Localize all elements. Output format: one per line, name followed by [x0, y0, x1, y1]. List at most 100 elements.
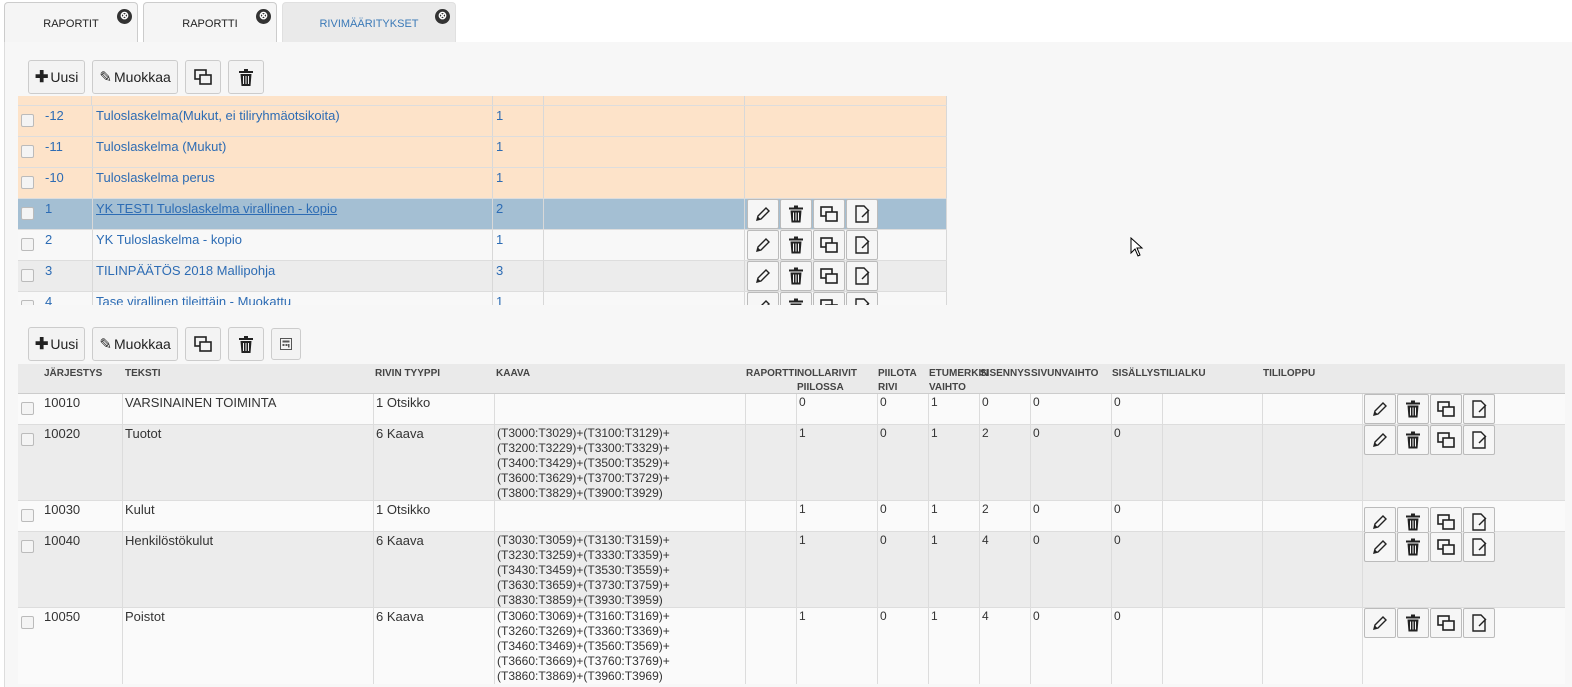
new-row-button[interactable]: ✚ Uusi: [28, 327, 86, 361]
report-row-partial[interactable]: [18, 96, 947, 106]
row-order: 10020: [42, 425, 123, 500]
tab-label: RIVIMÄÄRITYKSET: [319, 18, 419, 30]
row-edit-button[interactable]: [1364, 394, 1396, 424]
report-row[interactable]: 3 TILINPÄÄTÖS 2018 Mallipohja 3: [18, 261, 947, 292]
report-export-button[interactable]: [846, 199, 878, 229]
report-copy-button[interactable]: [813, 230, 845, 260]
row-checkbox[interactable]: [21, 176, 34, 189]
report-edit-button[interactable]: [747, 292, 779, 305]
row-checkbox[interactable]: [21, 433, 34, 446]
copy-row-button[interactable]: [184, 327, 221, 361]
col-sisennys[interactable]: SISENNYS: [980, 367, 1031, 381]
report-delete-button[interactable]: [780, 261, 812, 291]
row-indent: 4: [980, 532, 1031, 607]
row-checkbox[interactable]: [21, 509, 34, 522]
close-icon[interactable]: ⊗: [256, 9, 271, 24]
row-delete-button[interactable]: [1397, 608, 1429, 638]
row-checkbox[interactable]: [21, 207, 34, 220]
col-sisallys[interactable]: SISÄLLYS: [1112, 367, 1160, 381]
col-kaava[interactable]: KAAVA: [496, 367, 530, 381]
row-delete-button[interactable]: [1397, 532, 1429, 562]
report-edit-button[interactable]: [747, 230, 779, 260]
row-checkbox[interactable]: [21, 269, 34, 282]
col-jarjestys[interactable]: JÄRJESTYS: [44, 367, 102, 381]
report-name[interactable]: YK TESTI Tuloslaskelma virallinen - kopi…: [93, 199, 493, 229]
row-copy-button[interactable]: [1430, 532, 1462, 562]
calculator-button[interactable]: [270, 328, 301, 360]
row-copy-button[interactable]: [1430, 608, 1462, 638]
report-export-button[interactable]: [846, 261, 878, 291]
row-account-end: [1263, 532, 1363, 607]
row-export-button[interactable]: [1463, 425, 1495, 455]
pencil-icon: [1373, 433, 1387, 447]
report-export-button[interactable]: [846, 230, 878, 260]
col-piilota[interactable]: PIILOTA RIVI: [878, 367, 917, 395]
edit-row-button[interactable]: ✎ Muokkaa: [92, 327, 178, 361]
report-edit-button[interactable]: [747, 261, 779, 291]
row-copy-button[interactable]: [1430, 394, 1462, 424]
col-nollarivit[interactable]: NOLLARIVIT PIILOSSA: [797, 367, 857, 395]
report-name: Tase virallinen tileittäin - Muokattu: [93, 292, 493, 305]
row-checkbox[interactable]: [21, 238, 34, 251]
row-export-button[interactable]: [1463, 608, 1495, 638]
delete-report-button[interactable]: [227, 60, 264, 94]
copy-report-button[interactable]: [184, 60, 221, 94]
report-delete-button[interactable]: [780, 292, 812, 305]
col-tyyppi[interactable]: RIVIN TYYPPI: [375, 367, 440, 381]
row-checkbox[interactable]: [21, 145, 34, 158]
row-edit-button[interactable]: [1364, 425, 1396, 455]
report-row[interactable]: -10 Tuloslaskelma perus 1: [18, 168, 947, 199]
col-sivunvaihto[interactable]: SIVUNVAIHTO: [1031, 367, 1098, 381]
report-row[interactable]: -11 Tuloslaskelma (Mukut) 1: [18, 137, 947, 168]
table-row[interactable]: 10010 VARSINAINEN TOIMINTA 1 Otsikko 0 0 1 0 0 0: [18, 394, 1565, 425]
report-edit-button[interactable]: [747, 199, 779, 229]
tab-raportit[interactable]: RAPORTIT ⊗: [4, 2, 138, 42]
delete-row-button[interactable]: [227, 327, 264, 361]
row-checkbox[interactable]: [21, 300, 34, 305]
report-row[interactable]: 2 YK Tuloslaskelma - kopio 1: [18, 230, 947, 261]
col-tililoppu[interactable]: TILILOPPU: [1263, 367, 1315, 381]
pencil-icon: [756, 269, 770, 283]
row-checkbox[interactable]: [21, 616, 34, 629]
report-delete-button[interactable]: [780, 199, 812, 229]
row-pagebreak: 0: [1031, 501, 1112, 531]
row-checkbox[interactable]: [21, 402, 34, 415]
report-export-button[interactable]: [846, 292, 878, 305]
table-row[interactable]: 10050 Poistot 6 Kaava (T3060:T3069)+(T3160:…: [18, 608, 1565, 684]
row-edit-button[interactable]: [1364, 532, 1396, 562]
report-row[interactable]: 4 Tase virallinen tileittäin - Muokattu 1: [18, 292, 947, 305]
close-icon[interactable]: ⊗: [435, 9, 450, 24]
report-row[interactable]: -12 Tuloslaskelma(Mukut, ei tiliryhmäotsi…: [18, 106, 947, 137]
report-copy-button[interactable]: [813, 199, 845, 229]
row-delete-button[interactable]: [1397, 394, 1429, 424]
row-delete-button[interactable]: [1397, 425, 1429, 455]
table-row[interactable]: 10030 Kulut 1 Otsikko 1 0 1 2 0 0: [18, 501, 1565, 537]
row-checkbox[interactable]: [21, 540, 34, 553]
report-copy-button[interactable]: [813, 261, 845, 291]
edit-report-button[interactable]: ✎ Muokkaa: [92, 60, 178, 94]
table-row[interactable]: 10040 Henkilöstökulut 6 Kaava (T3030:T3059)…: [18, 532, 1565, 608]
row-pagebreak: 0: [1031, 425, 1112, 500]
copy-icon: [1437, 615, 1455, 631]
report-copy-button[interactable]: [813, 292, 845, 305]
row-export-button[interactable]: [1463, 394, 1495, 424]
row-edit-button[interactable]: [1364, 608, 1396, 638]
col-raportti[interactable]: RAPORTTI: [746, 367, 797, 381]
close-icon[interactable]: ⊗: [117, 9, 132, 24]
pencil-icon: [761, 300, 770, 305]
new-report-button[interactable]: ✚ Uusi: [28, 60, 86, 94]
new-label: Uusi: [50, 336, 79, 352]
col-teksti[interactable]: TEKSTI: [125, 367, 161, 381]
col-tilialku[interactable]: TILIALKU: [1160, 367, 1206, 381]
row-copy-button[interactable]: [1430, 425, 1462, 455]
row-export-button[interactable]: [1463, 532, 1495, 562]
tab-raportti[interactable]: RAPORTTI ⊗: [143, 2, 277, 42]
tab-rivimaaritykset[interactable]: RIVIMÄÄRITYKSET ⊗: [282, 2, 456, 42]
table-row[interactable]: 10020 Tuotot 6 Kaava (T3000:T3029)+(T3100:T…: [18, 425, 1565, 501]
row-actions: [747, 261, 878, 291]
row-indent: 2: [980, 501, 1031, 531]
row-checkbox[interactable]: [21, 114, 34, 127]
row-indent: 4: [980, 608, 1031, 684]
report-delete-button[interactable]: [780, 230, 812, 260]
report-row[interactable]: 1 YK TESTI Tuloslaskelma virallinen - kop…: [18, 199, 947, 230]
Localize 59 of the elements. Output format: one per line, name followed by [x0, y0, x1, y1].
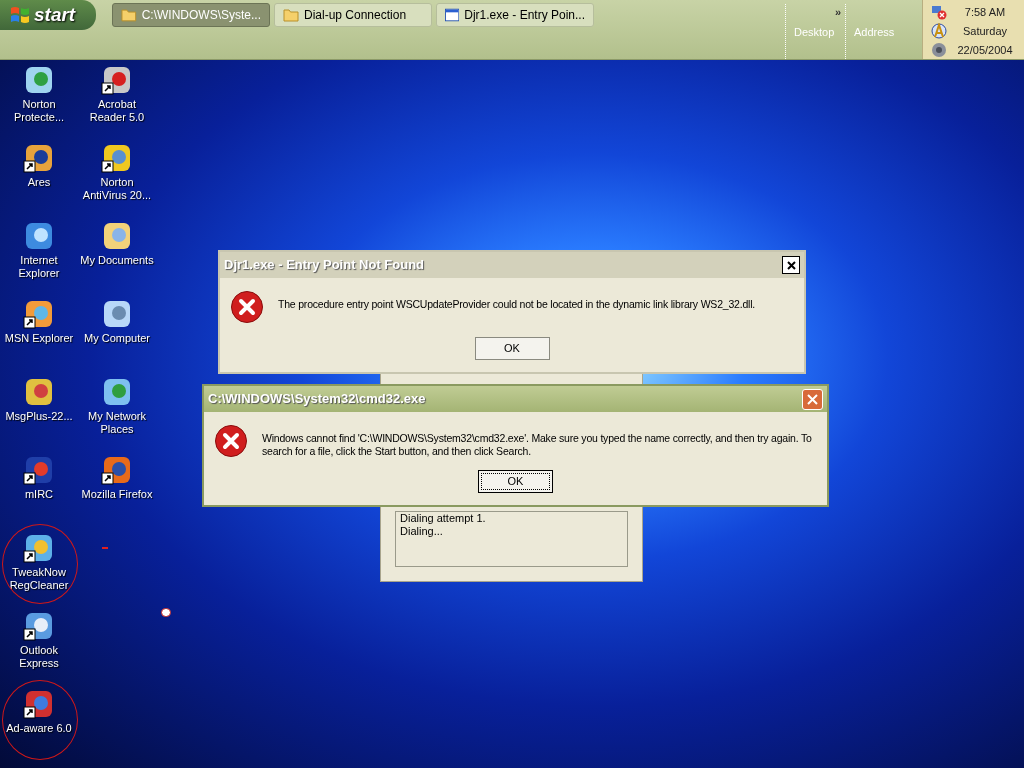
- taskbar-button[interactable]: Dial-up Connection: [274, 3, 432, 27]
- app-icon[interactable]: [101, 376, 133, 408]
- icon-label: Internet Explorer: [17, 254, 61, 280]
- app-icon[interactable]: [23, 454, 55, 486]
- clock-time[interactable]: 7:58 AM: [964, 3, 1006, 22]
- icon-label: My Network Places: [86, 410, 148, 436]
- icon-label: Norton Protecte...: [12, 98, 66, 124]
- folder-icon: [121, 8, 137, 22]
- app-icon[interactable]: [101, 142, 133, 174]
- start-button[interactable]: start: [0, 0, 96, 30]
- chevron-icon[interactable]: »: [834, 4, 841, 21]
- taskbar-button[interactable]: Djr1.exe - Entry Poin...: [436, 3, 594, 27]
- status-line: Dialing...: [400, 525, 444, 538]
- close-icon: [786, 260, 796, 270]
- app-icon[interactable]: [23, 688, 55, 720]
- title-bar: C:\WINDOWS\System32\cmd32.exe: [204, 386, 827, 412]
- error-message: The procedure entry point WSCUpdateProvider could not be located in the dynamic link library WS2_32.dll.: [278, 297, 757, 311]
- clock-day: Saturday: [963, 22, 1007, 41]
- icon-label: Ares: [26, 176, 52, 189]
- icon-label: MSN Explorer: [3, 332, 75, 345]
- icon-label: mIRC: [23, 488, 55, 501]
- app-icon[interactable]: [23, 298, 55, 330]
- icon-label: My Computer: [83, 332, 151, 345]
- icon-label: TweakNow RegCleaner: [8, 566, 70, 592]
- ok-button[interactable]: OK: [478, 470, 553, 493]
- speaker-icon[interactable]: [931, 42, 947, 58]
- network-error-icon[interactable]: [931, 4, 947, 20]
- window-icon: [445, 8, 460, 22]
- close-button[interactable]: [782, 256, 800, 274]
- clock-date: 22/05/2004: [957, 43, 1013, 58]
- title-bar: Djr1.exe - Entry Point Not Found: [220, 252, 804, 278]
- icon-label: Acrobat Reader 5.0: [88, 98, 146, 124]
- app-icon[interactable]: [23, 220, 55, 252]
- icon-label: Mozilla Firefox: [80, 488, 154, 501]
- app-icon[interactable]: [101, 220, 133, 252]
- icon-label: Outlook Express: [18, 644, 60, 670]
- error-message: Windows cannot find 'C:\WINDOWS\System32\cmd32.exe'. Make sure you typed the name correctly, and then try again. To search for a file, click the Start button, and then click Search.: [262, 431, 813, 458]
- app-icon[interactable]: [23, 142, 55, 174]
- app-icon[interactable]: [23, 376, 55, 408]
- icon-label: My Documents: [79, 254, 155, 267]
- icon-label: Ad-aware 6.0: [5, 722, 73, 735]
- paint-mark: [102, 547, 108, 549]
- app-icon[interactable]: [101, 298, 133, 330]
- close-icon: [807, 393, 818, 405]
- error-icon: [230, 290, 264, 324]
- icon-label: Norton AntiVirus 20...: [81, 176, 153, 202]
- windows-logo-icon: [10, 5, 30, 25]
- error-icon: [214, 424, 248, 458]
- app-icon[interactable]: [23, 532, 55, 564]
- app-icon[interactable]: [101, 454, 133, 486]
- app-icon[interactable]: [101, 64, 133, 96]
- paint-mark: [161, 608, 171, 617]
- folder-icon: [283, 8, 299, 22]
- app-icon[interactable]: [23, 64, 55, 96]
- icon-label: MsgPlus-22...: [4, 410, 74, 423]
- status-line: Dialing attempt 1.: [400, 512, 487, 525]
- app-icon[interactable]: [23, 610, 55, 642]
- ok-button[interactable]: OK: [474, 337, 550, 360]
- tray-app-icon[interactable]: [931, 23, 947, 39]
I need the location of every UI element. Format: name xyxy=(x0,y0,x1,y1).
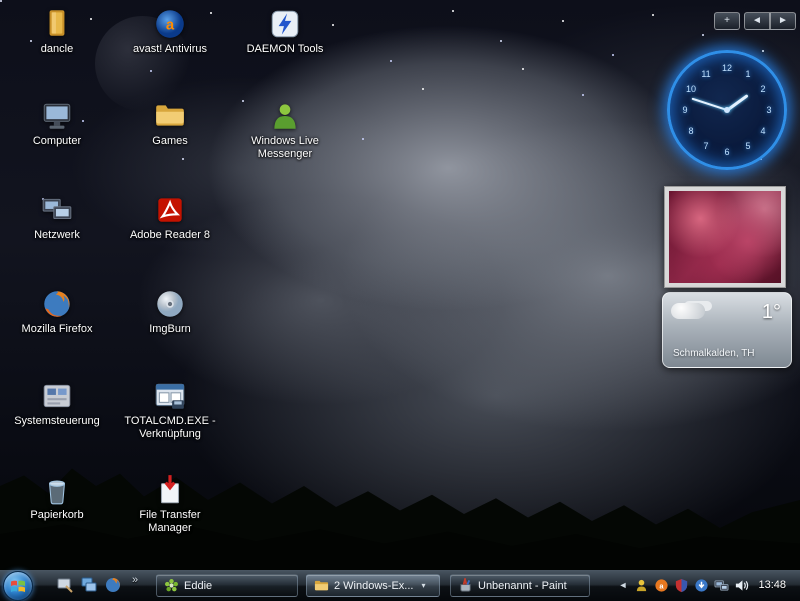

_ _ _ _ _

### Activity
Report the lines above that have the word "paint" in them.

### Worked solution
- paint-mark: [102, 547, 108, 549]
- paint-mark: [161, 608, 171, 617]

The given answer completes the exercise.